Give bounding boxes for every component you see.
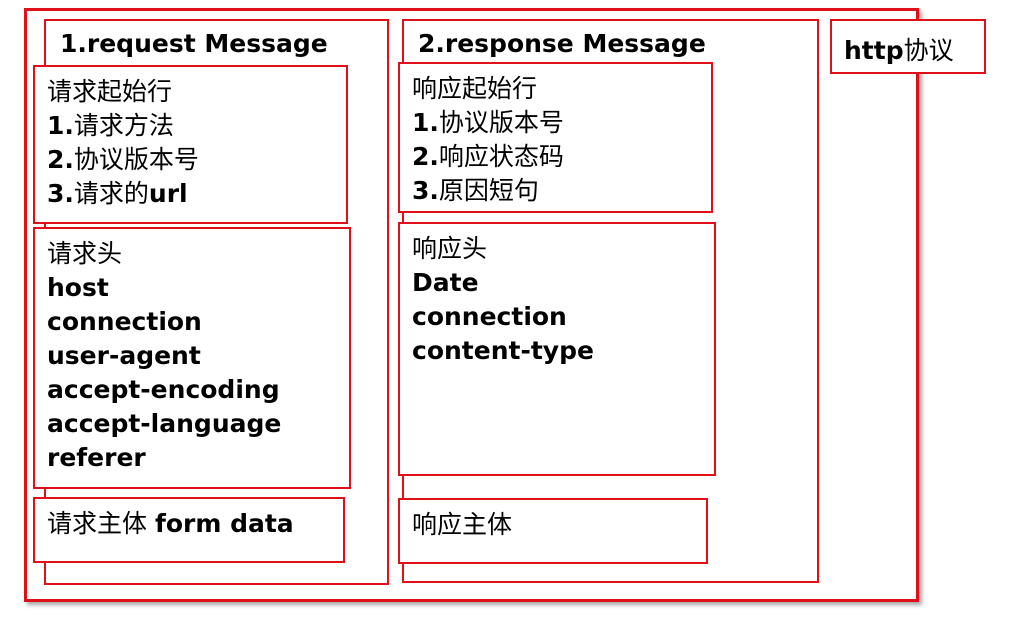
request-start-line-item: 1.请求方法 — [47, 111, 174, 140]
http-protocol-label: http协议 — [844, 36, 954, 65]
request-headers-box: 请求头 host connection user-agent accept-en… — [33, 227, 351, 489]
response-start-line-item: 2.响应状态码 — [412, 142, 564, 171]
request-body-label: 请求主体 form data — [47, 509, 294, 538]
request-header-item: connection — [47, 307, 202, 336]
response-message-title: 2.response Message — [418, 29, 706, 58]
request-header-item: accept-encoding — [47, 375, 280, 404]
request-start-line-item: 3.请求的url — [47, 179, 188, 208]
request-message-title: 1.request Message — [60, 29, 328, 58]
response-body-label: 响应主体 — [412, 510, 513, 539]
response-body-box: 响应主体 — [398, 498, 708, 564]
request-body-box: 请求主体 form data — [33, 497, 345, 563]
response-start-line-heading: 响应起始行 — [412, 74, 538, 103]
response-headers-box: 响应头 Date connection content-type — [398, 222, 716, 476]
request-header-item: user-agent — [47, 341, 201, 370]
response-headers-heading: 响应头 — [412, 234, 488, 263]
response-header-item: connection — [412, 302, 567, 331]
response-header-item: Date — [412, 268, 479, 297]
request-start-line-item: 2.协议版本号 — [47, 145, 199, 174]
request-header-item: referer — [47, 443, 146, 472]
response-start-line-box: 响应起始行 1.协议版本号 2.响应状态码 3.原因短句 — [398, 62, 713, 213]
request-headers-heading: 请求头 — [47, 239, 123, 268]
http-protocol-label-box: http协议 — [830, 19, 986, 74]
response-start-line-item: 3.原因短句 — [412, 176, 539, 205]
request-start-line-box: 请求起始行 1.请求方法 2.协议版本号 3.请求的url — [33, 65, 348, 224]
response-header-item: content-type — [412, 336, 594, 365]
request-header-item: accept-language — [47, 409, 282, 438]
request-header-item: host — [47, 273, 109, 302]
request-start-line-heading: 请求起始行 — [47, 77, 173, 106]
response-start-line-item: 1.协议版本号 — [412, 108, 564, 137]
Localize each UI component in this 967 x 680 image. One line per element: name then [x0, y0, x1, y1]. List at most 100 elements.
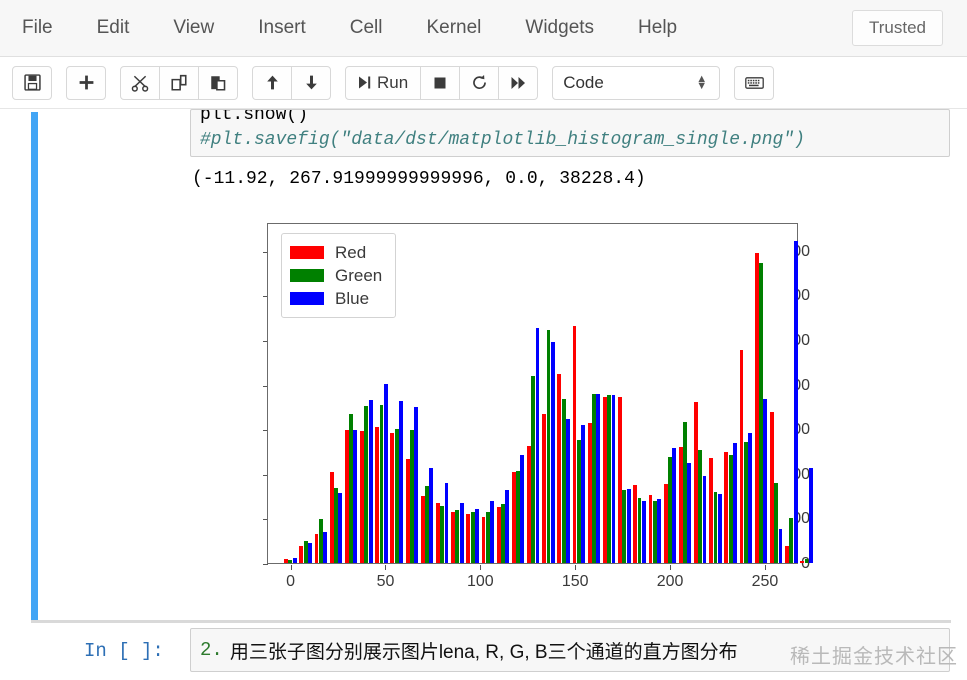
- menu-bar: File Edit View Insert Cell Kernel Widget…: [0, 0, 967, 57]
- histogram-bar: [596, 394, 600, 563]
- toolbar-group-keyboard: [734, 66, 774, 100]
- histogram-bar: [740, 350, 744, 563]
- histogram-bar: [440, 506, 444, 563]
- histogram-bar: [395, 429, 399, 563]
- restart-and-run-all-button[interactable]: [498, 66, 538, 100]
- histogram-bar: [547, 330, 551, 563]
- arrow-down-icon: [303, 74, 320, 91]
- menu-item-widgets[interactable]: Widgets: [509, 11, 610, 45]
- histogram-bar: [451, 512, 455, 563]
- histogram-bar: [482, 517, 486, 563]
- histogram-bar: [293, 558, 297, 563]
- x-tick-label: 250: [752, 573, 779, 591]
- histogram-bar: [664, 484, 668, 563]
- histogram-bar: [520, 455, 524, 563]
- run-button-label: Run: [377, 73, 408, 93]
- legend-entry-blue: Blue: [290, 287, 382, 310]
- toolbar-group-add: [66, 66, 106, 100]
- histogram-bar: [421, 496, 425, 563]
- paste-button[interactable]: [198, 66, 238, 100]
- code-line-show: plt.show(): [200, 109, 940, 128]
- histogram-bar: [390, 433, 394, 563]
- toolbar-group-move: [252, 66, 331, 100]
- histogram-bar: [649, 495, 653, 563]
- x-tick-mark: [385, 565, 386, 570]
- histogram-bar: [475, 509, 479, 563]
- histogram-bar: [466, 514, 470, 563]
- histogram-bar: [323, 532, 327, 563]
- histogram-bar: [729, 455, 733, 563]
- histogram-bar: [414, 407, 418, 563]
- paste-icon: [209, 74, 227, 92]
- toolbar-group-clipboard: [120, 66, 238, 100]
- arrow-up-icon: [264, 74, 281, 91]
- trusted-badge[interactable]: Trusted: [852, 10, 943, 46]
- histogram-bar: [384, 384, 388, 563]
- cell-output-text: (-11.92, 267.91999999999996, 0.0, 38228.…: [192, 169, 646, 189]
- histogram-bar: [501, 504, 505, 563]
- legend-label-green: Green: [335, 266, 382, 286]
- chevron-updown-icon: ▲▼: [696, 76, 707, 90]
- x-tick-label: 200: [657, 573, 684, 591]
- move-cell-down-button[interactable]: [291, 66, 331, 100]
- menu-item-insert[interactable]: Insert: [242, 11, 322, 45]
- histogram-bar: [542, 414, 546, 563]
- code-line-savefig-comment: #plt.savefig("data/dst/matplotlib_histog…: [200, 128, 940, 153]
- histogram-bar: [319, 519, 323, 563]
- legend-label-red: Red: [335, 243, 366, 263]
- histogram-bar: [592, 394, 596, 563]
- histogram-bar: [687, 463, 691, 563]
- histogram-bar: [360, 431, 364, 563]
- histogram-bar: [744, 442, 748, 563]
- move-cell-up-button[interactable]: [252, 66, 292, 100]
- histogram-bar: [668, 457, 672, 563]
- menu-item-file[interactable]: File: [6, 11, 69, 45]
- histogram-bar: [618, 397, 622, 563]
- keyboard-icon: [745, 76, 764, 90]
- histogram-bar: [672, 448, 676, 563]
- histogram-bar: [497, 507, 501, 563]
- menu-item-edit[interactable]: Edit: [81, 11, 146, 45]
- histogram-bar: [288, 560, 292, 563]
- cell-type-value: Code: [563, 73, 604, 93]
- histogram-bar: [445, 483, 449, 563]
- stop-square-icon: [432, 75, 448, 91]
- menu-item-help[interactable]: Help: [622, 11, 693, 45]
- histogram-bar: [627, 489, 631, 563]
- copy-button[interactable]: [159, 66, 199, 100]
- menu-item-cell[interactable]: Cell: [334, 11, 399, 45]
- x-tick-label: 0: [286, 573, 295, 591]
- histogram-bar: [698, 450, 702, 563]
- histogram-bar: [607, 395, 611, 563]
- command-palette-button[interactable]: [734, 66, 774, 100]
- menu-item-kernel[interactable]: Kernel: [410, 11, 497, 45]
- restart-kernel-button[interactable]: [459, 66, 499, 100]
- cell-type-select[interactable]: Code ▲▼: [552, 66, 720, 100]
- histogram-bar: [789, 518, 793, 563]
- histogram-bar: [588, 423, 592, 563]
- interrupt-kernel-button[interactable]: [420, 66, 460, 100]
- histogram-bar: [638, 498, 642, 563]
- input-prompt: In [ ]:: [84, 640, 164, 662]
- x-tick-mark: [765, 565, 766, 570]
- histogram-bar: [714, 492, 718, 563]
- insert-cell-below-button[interactable]: [66, 66, 106, 100]
- histogram-bar: [694, 402, 698, 563]
- menu-item-view[interactable]: View: [157, 11, 230, 45]
- histogram-bar: [334, 488, 338, 563]
- run-button[interactable]: Run: [345, 66, 421, 100]
- code-cell-editor[interactable]: plt.show() #plt.savefig("data/dst/matplo…: [190, 109, 950, 157]
- cut-button[interactable]: [120, 66, 160, 100]
- histogram-bar: [642, 501, 646, 563]
- toolbar-group-save: [12, 66, 52, 100]
- histogram-bar: [581, 425, 585, 563]
- histogram-bar: [512, 472, 516, 563]
- toolbar: Run Code ▲▼: [0, 57, 967, 109]
- cell-divider: [31, 620, 951, 623]
- save-button[interactable]: [12, 66, 52, 100]
- histogram-bar: [657, 499, 661, 563]
- copy-icon: [170, 74, 188, 92]
- histogram-bar: [455, 510, 459, 563]
- scissors-icon: [131, 74, 149, 92]
- histogram-bar: [633, 485, 637, 563]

⁂

> [PROBLEM DESCRIPTION]
Write out word for word the lines from the one with "request-start-line-item: 1.请求方法 —" to the one with "request-body-label: 请求主体 form", including both of those lines.

> [PROBLEM SOLUTION]
request-start-line-item: 1.请求方法 — [47, 111, 174, 140]
http-protocol-label: http协议 — [844, 36, 954, 65]
request-headers-box: 请求头 host connection user-agent accept-en… — [33, 227, 351, 489]
response-start-line-item: 2.响应状态码 — [412, 142, 564, 171]
request-body-label: 请求主体 form data — [47, 509, 294, 538]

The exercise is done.